(Problem to work on)
Can you format every line in the records below as a numbered list, leaving out any blank lines?

(Data lines)
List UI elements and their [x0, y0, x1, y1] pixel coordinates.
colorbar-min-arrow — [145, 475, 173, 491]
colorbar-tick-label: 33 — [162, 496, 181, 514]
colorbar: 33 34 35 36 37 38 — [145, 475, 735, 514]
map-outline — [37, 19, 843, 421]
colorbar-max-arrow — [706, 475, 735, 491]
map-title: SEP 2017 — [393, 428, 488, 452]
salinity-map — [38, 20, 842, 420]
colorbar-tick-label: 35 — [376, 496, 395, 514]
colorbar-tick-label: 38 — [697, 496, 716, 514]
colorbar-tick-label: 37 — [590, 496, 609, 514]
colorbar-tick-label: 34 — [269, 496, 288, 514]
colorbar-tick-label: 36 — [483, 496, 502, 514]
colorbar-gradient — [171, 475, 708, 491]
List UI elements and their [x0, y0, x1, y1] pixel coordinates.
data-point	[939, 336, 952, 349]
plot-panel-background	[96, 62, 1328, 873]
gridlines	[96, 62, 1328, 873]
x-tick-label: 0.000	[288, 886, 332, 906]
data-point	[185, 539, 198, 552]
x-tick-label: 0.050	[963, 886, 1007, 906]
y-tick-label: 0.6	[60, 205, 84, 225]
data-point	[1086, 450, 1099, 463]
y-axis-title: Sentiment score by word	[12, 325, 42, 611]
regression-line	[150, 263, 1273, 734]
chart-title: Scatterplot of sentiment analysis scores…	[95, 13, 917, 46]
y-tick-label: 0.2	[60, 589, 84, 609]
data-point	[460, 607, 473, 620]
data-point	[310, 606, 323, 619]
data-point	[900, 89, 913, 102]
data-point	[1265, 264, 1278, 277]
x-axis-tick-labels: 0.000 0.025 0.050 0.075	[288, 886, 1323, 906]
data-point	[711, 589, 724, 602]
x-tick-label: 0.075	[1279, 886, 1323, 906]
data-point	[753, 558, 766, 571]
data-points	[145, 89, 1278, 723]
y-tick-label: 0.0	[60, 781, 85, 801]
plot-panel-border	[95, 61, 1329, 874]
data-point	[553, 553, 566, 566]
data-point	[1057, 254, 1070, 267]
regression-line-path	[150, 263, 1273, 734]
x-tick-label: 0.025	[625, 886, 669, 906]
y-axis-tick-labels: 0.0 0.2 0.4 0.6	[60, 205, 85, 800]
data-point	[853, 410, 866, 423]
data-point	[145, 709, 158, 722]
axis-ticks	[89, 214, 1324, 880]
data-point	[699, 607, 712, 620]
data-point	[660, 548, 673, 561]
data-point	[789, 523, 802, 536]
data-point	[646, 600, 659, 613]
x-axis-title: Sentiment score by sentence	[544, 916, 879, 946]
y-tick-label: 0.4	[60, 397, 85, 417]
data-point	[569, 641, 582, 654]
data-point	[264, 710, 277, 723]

(Answer to the exercise)
1. List UI elements and their [x0, y0, x1, y1] pixel coordinates.
2. colorbar-min-arrow — [145, 475, 173, 491]
3. colorbar-tick-label: 33 — [162, 496, 181, 514]
4. colorbar: 33 34 35 36 37 38 — [145, 475, 735, 514]
5. map-outline — [37, 19, 843, 421]
6. colorbar-max-arrow — [706, 475, 735, 491]
7. map-title: SEP 2017 — [393, 428, 488, 452]
8. salinity-map — [38, 20, 842, 420]
9. colorbar-tick-label: 35 — [376, 496, 395, 514]
10. colorbar-tick-label: 38 — [697, 496, 716, 514]
11. colorbar-tick-label: 37 — [590, 496, 609, 514]
12. colorbar-tick-label: 34 — [269, 496, 288, 514]
13. colorbar-tick-label: 36 — [483, 496, 502, 514]
14. colorbar-gradient — [171, 475, 708, 491]
15. List UI elements and their [x0, y0, x1, y1] pixel coordinates.
16. data-point	[939, 336, 952, 349]
17. plot-panel-background	[96, 62, 1328, 873]
18. gridlines	[96, 62, 1328, 873]
19. x-tick-label: 0.000	[288, 886, 332, 906]
20. data-point	[185, 539, 198, 552]
21. x-tick-label: 0.050	[963, 886, 1007, 906]
22. y-tick-label: 0.6	[60, 205, 84, 225]
23. data-point	[1086, 450, 1099, 463]
24. y-axis-title: Sentiment score by word	[12, 325, 42, 611]
25. regression-line	[150, 263, 1273, 734]
26. chart-title: Scatterplot of sentiment analysis scores…	[95, 13, 917, 46]
27. y-tick-label: 0.2	[60, 589, 84, 609]
28. data-point	[460, 607, 473, 620]
29. data-point	[310, 606, 323, 619]
30. data-point	[900, 89, 913, 102]
31. data-point	[1265, 264, 1278, 277]
32. x-axis-tick-labels: 0.000 0.025 0.050 0.075	[288, 886, 1323, 906]
33. data-point	[711, 589, 724, 602]
34. x-tick-label: 0.075	[1279, 886, 1323, 906]
35. data-point	[753, 558, 766, 571]
36. data-points	[145, 89, 1278, 723]
37. y-tick-label: 0.0	[60, 781, 85, 801]
38. plot-panel-border	[95, 61, 1329, 874]
39. data-point	[553, 553, 566, 566]
40. data-point	[1057, 254, 1070, 267]
41. regression-line-path	[150, 263, 1273, 734]
42. x-tick-label: 0.025	[625, 886, 669, 906]
43. y-axis-tick-labels: 0.0 0.2 0.4 0.6	[60, 205, 85, 800]
44. data-point	[853, 410, 866, 423]
45. data-point	[145, 709, 158, 722]
46. axis-ticks	[89, 214, 1324, 880]
47. data-point	[699, 607, 712, 620]
48. data-point	[660, 548, 673, 561]
49. data-point	[789, 523, 802, 536]
50. data-point	[646, 600, 659, 613]
51. x-axis-title: Sentiment score by sentence	[544, 916, 879, 946]
52. y-tick-label: 0.4	[60, 397, 85, 417]
53. data-point	[569, 641, 582, 654]
54. data-point	[264, 710, 277, 723]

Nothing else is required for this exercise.